§ **EXERCISE REQUIREMENTS**:
Pull out every line below that holds the word "estimates".

━━━ PROVIDED RECORDS

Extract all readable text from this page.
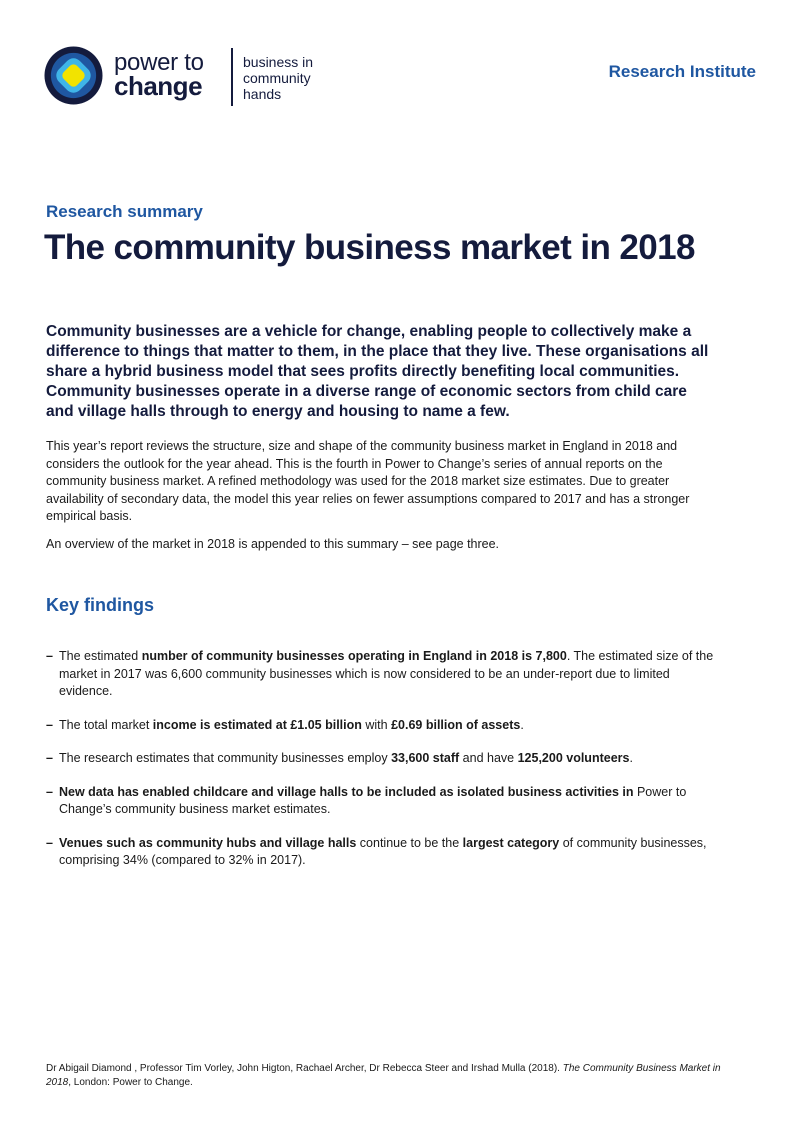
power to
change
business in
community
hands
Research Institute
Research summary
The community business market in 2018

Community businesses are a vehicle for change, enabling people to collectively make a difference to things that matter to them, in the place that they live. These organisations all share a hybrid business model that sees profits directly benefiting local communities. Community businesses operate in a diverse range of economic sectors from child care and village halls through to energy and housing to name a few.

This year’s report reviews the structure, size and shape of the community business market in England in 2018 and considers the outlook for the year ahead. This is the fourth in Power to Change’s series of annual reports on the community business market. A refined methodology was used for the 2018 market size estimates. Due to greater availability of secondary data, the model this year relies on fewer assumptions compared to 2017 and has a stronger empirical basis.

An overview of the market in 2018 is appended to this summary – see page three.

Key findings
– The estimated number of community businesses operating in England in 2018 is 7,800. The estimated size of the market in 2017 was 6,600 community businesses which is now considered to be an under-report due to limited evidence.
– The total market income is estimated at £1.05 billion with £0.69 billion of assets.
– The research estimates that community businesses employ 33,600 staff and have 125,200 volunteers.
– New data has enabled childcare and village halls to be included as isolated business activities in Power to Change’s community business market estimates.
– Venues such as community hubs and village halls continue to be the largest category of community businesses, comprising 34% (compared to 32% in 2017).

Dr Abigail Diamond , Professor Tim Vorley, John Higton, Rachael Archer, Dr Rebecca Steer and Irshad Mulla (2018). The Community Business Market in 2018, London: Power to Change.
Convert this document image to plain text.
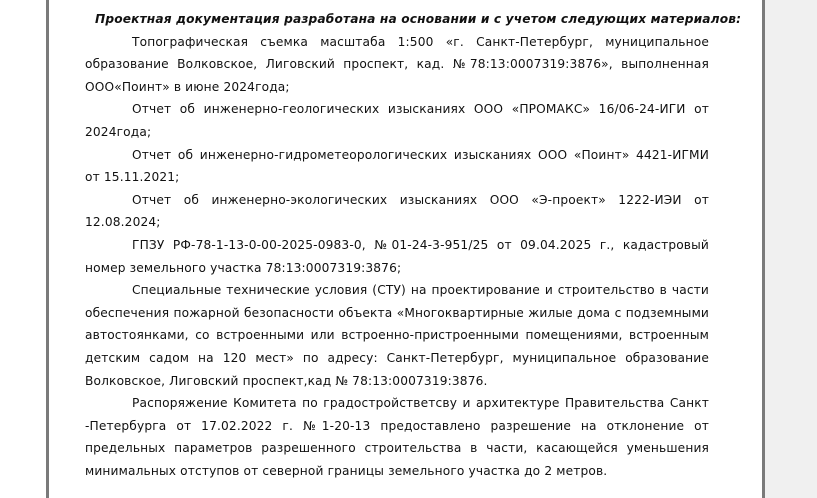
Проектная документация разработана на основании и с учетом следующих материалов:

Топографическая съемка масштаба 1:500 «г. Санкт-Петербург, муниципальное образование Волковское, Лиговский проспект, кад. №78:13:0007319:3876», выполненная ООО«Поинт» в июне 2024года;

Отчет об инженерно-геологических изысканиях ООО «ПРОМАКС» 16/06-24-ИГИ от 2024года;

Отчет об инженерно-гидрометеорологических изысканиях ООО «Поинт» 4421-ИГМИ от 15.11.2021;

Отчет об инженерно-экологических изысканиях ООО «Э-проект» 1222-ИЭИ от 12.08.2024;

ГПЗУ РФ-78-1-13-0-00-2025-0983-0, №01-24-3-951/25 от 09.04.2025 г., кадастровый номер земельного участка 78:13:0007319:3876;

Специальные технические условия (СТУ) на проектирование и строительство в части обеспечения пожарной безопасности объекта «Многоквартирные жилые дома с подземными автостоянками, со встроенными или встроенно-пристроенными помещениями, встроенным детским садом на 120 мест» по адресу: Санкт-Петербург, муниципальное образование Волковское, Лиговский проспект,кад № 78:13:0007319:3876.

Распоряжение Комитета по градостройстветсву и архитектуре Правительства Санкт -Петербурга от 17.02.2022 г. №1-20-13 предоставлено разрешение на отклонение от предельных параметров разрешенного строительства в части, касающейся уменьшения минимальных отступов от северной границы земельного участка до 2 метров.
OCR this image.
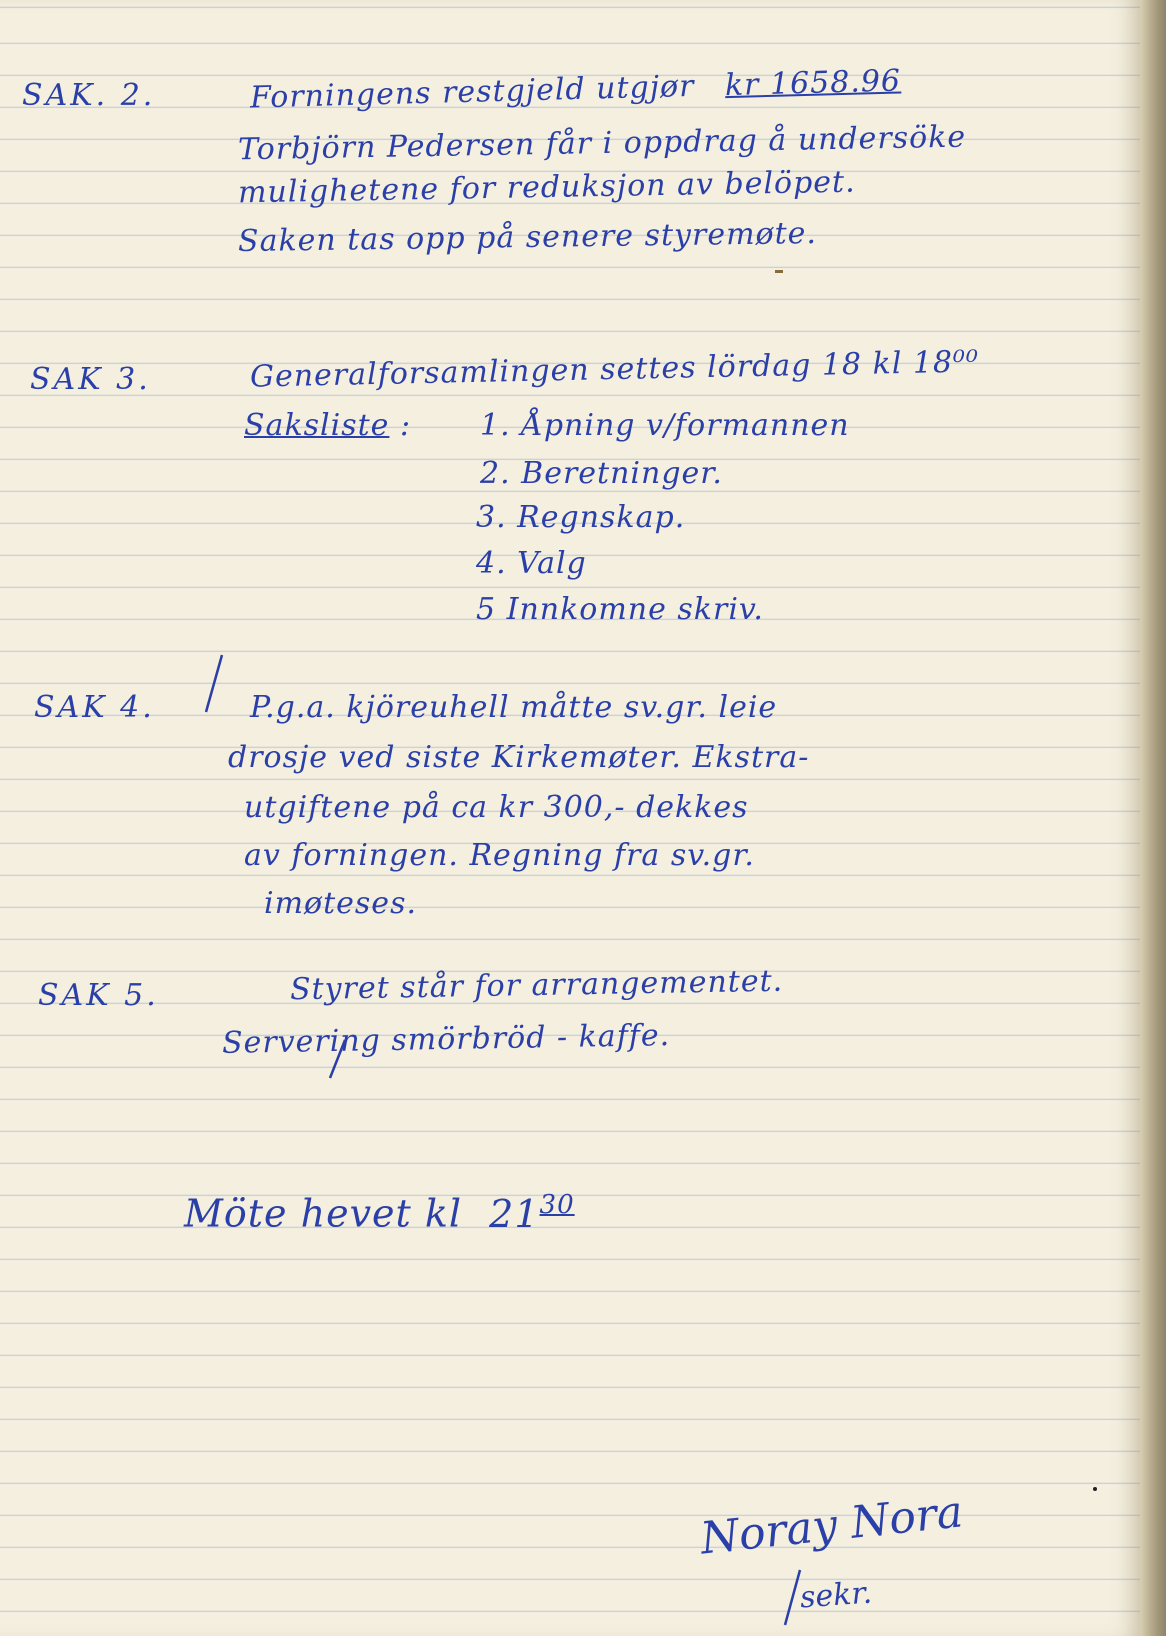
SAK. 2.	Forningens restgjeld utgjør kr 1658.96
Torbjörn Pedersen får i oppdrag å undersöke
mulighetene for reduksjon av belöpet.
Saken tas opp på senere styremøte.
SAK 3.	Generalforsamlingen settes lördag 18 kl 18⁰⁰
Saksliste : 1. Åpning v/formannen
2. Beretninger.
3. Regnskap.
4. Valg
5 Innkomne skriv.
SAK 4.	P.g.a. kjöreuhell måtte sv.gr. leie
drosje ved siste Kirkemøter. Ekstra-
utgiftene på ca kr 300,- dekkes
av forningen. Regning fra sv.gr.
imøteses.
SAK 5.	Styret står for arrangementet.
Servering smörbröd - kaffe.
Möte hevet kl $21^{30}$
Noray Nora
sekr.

━━━━━━

§ **SOLUTION BELOW**:
This year’s report reviews the structure, size and shape of the community business market in England in 2018 and considers the outlook for the year ahead. This is the fourth in Power to Change’s series of annual reports on the community business market. A refined methodology was used for the 2018 market size estimates. Due to greater availability of secondary data, the model this year relies on fewer assumptions compared to 2017 and has a stronger empirical basis.
– The research estimates that community businesses employ 33,600 staff and have 125,200 volunteers.
– New data has enabled childcare and village halls to be included as isolated business activities in Power to Change’s community business market estimates.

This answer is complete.